WHAT IS ASKED: Count how many lines of the material contain the string "title", then give that number and nothing more.

Saved data entries:
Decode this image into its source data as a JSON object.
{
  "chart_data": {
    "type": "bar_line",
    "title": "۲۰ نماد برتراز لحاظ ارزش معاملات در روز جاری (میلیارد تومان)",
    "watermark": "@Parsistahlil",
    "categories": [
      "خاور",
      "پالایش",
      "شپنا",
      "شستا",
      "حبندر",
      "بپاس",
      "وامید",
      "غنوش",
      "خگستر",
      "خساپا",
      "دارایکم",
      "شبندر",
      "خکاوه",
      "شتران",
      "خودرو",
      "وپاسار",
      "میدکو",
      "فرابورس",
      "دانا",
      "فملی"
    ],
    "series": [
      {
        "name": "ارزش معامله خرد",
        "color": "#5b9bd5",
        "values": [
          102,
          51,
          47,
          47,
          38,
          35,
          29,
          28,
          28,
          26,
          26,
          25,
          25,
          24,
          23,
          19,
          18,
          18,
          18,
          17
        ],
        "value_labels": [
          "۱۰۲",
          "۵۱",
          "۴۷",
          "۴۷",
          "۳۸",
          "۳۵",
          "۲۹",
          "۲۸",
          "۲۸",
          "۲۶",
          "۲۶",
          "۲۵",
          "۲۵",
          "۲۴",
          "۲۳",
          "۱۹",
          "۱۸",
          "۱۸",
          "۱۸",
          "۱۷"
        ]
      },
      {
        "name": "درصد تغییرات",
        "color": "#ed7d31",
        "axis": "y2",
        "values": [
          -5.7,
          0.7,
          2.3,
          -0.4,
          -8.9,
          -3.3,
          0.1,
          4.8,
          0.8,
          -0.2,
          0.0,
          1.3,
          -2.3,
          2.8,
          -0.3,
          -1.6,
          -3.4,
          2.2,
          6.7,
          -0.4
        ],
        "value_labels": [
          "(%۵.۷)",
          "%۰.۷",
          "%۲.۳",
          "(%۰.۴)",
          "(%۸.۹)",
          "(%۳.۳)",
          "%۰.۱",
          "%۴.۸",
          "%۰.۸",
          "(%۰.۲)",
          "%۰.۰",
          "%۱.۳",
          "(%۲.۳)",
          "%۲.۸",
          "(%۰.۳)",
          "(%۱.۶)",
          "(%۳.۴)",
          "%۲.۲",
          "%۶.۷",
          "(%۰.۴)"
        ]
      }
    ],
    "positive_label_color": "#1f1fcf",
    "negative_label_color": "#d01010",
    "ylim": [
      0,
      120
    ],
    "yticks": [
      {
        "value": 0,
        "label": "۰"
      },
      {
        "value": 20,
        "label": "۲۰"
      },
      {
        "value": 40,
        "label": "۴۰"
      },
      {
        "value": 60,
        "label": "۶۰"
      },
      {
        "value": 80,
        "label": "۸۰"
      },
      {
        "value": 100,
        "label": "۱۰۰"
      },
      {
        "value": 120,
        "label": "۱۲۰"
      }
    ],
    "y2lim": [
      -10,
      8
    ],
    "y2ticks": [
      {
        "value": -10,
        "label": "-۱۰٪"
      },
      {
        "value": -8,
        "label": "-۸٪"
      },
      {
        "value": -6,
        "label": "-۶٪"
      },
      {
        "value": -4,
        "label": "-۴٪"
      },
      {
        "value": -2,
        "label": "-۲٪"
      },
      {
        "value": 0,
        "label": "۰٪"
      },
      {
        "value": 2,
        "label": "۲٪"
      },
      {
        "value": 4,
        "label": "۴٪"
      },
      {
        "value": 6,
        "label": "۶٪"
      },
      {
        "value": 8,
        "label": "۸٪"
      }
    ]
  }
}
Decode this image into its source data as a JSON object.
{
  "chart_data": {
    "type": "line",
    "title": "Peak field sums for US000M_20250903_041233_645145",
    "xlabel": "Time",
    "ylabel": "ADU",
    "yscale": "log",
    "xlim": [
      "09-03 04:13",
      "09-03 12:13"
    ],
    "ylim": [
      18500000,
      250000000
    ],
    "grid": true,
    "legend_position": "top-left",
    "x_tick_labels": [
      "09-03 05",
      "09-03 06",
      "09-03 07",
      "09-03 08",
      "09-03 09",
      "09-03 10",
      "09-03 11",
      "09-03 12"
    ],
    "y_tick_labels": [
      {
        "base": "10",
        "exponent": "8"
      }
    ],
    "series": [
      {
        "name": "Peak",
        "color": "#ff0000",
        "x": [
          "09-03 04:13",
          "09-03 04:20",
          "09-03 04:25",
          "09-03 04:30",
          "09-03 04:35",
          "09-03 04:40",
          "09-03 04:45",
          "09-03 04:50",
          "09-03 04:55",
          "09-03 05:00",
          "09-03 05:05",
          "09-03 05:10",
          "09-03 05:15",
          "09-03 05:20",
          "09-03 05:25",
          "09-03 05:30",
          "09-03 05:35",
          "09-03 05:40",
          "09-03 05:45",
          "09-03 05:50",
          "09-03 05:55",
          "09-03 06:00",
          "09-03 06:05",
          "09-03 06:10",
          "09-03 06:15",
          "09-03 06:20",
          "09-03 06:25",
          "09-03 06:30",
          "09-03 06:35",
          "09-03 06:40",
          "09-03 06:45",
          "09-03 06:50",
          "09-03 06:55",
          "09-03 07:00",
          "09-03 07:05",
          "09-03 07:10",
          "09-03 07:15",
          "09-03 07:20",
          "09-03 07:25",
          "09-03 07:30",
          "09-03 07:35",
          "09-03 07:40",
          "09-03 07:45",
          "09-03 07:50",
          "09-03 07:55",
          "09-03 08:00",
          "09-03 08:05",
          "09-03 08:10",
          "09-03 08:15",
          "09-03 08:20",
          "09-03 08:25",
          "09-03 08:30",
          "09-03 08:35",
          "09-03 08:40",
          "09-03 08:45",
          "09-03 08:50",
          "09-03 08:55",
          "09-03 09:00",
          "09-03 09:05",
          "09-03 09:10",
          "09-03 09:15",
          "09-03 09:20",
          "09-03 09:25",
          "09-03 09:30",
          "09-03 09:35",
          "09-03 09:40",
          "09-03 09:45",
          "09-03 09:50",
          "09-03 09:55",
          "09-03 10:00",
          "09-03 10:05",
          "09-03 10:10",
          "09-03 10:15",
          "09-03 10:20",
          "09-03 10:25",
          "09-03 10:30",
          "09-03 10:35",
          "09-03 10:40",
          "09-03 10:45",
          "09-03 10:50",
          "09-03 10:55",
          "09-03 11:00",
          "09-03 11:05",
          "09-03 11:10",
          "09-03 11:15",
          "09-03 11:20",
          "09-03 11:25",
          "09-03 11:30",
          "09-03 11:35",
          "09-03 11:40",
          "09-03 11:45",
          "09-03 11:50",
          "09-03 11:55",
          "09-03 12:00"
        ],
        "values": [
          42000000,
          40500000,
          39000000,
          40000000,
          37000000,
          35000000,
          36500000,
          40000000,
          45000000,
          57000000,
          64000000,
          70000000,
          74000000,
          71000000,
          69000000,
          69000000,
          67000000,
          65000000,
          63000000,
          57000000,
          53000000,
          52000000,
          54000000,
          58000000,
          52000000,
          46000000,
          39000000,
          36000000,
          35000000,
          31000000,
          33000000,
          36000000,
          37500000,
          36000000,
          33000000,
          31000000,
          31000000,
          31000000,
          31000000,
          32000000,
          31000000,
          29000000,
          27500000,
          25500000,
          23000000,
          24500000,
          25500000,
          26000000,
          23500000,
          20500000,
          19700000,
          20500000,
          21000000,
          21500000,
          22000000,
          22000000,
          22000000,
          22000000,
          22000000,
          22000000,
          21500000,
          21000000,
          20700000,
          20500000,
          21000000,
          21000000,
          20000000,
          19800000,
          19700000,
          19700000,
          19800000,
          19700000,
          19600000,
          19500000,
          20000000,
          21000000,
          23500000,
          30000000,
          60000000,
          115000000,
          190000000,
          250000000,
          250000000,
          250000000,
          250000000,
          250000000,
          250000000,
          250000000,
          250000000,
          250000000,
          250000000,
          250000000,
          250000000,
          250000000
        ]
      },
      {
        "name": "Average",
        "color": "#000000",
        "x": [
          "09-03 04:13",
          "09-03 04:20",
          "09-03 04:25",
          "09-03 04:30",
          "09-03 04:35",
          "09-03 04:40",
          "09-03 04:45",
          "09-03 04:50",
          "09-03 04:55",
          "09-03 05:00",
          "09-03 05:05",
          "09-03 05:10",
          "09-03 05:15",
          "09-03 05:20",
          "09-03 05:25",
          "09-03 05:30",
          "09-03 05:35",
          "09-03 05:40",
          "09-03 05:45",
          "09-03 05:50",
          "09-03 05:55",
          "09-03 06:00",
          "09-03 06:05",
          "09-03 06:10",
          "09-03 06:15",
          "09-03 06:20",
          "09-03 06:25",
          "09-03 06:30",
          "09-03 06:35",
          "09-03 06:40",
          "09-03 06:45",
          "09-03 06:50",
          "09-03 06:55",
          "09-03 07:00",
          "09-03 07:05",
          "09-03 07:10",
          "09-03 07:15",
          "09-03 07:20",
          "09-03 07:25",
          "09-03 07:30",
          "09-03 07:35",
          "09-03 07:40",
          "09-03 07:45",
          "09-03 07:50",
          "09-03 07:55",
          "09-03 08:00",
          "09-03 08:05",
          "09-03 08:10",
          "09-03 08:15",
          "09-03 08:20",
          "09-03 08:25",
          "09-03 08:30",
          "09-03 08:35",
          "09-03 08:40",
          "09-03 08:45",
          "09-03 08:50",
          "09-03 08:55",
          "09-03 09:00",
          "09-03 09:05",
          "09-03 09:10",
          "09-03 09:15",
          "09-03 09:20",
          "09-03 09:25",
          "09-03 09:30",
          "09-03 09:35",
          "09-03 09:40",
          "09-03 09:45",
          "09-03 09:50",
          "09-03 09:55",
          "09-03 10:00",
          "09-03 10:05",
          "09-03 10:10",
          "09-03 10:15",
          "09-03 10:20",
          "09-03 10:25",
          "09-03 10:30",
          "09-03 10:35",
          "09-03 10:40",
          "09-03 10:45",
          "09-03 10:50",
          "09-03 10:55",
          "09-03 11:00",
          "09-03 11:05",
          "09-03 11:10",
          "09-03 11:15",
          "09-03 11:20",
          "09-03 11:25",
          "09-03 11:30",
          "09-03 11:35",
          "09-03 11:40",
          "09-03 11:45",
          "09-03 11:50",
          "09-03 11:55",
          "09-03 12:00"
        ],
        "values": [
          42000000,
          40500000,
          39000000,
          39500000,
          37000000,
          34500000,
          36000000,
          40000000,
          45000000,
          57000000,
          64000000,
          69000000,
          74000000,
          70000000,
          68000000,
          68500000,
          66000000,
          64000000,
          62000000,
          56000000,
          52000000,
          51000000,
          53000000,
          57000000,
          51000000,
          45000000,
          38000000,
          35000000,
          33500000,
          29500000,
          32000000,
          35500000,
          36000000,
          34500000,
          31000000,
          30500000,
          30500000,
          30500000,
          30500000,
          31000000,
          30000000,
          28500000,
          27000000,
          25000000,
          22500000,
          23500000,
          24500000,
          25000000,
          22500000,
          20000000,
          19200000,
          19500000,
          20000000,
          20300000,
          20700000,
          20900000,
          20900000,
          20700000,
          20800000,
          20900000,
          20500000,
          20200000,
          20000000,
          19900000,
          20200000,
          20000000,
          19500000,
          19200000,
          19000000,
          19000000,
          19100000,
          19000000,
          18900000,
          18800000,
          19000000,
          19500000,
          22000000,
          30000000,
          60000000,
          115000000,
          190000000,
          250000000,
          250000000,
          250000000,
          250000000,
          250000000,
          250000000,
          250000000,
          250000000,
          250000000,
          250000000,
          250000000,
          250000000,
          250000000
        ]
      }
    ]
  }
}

FINISHED TASK: 2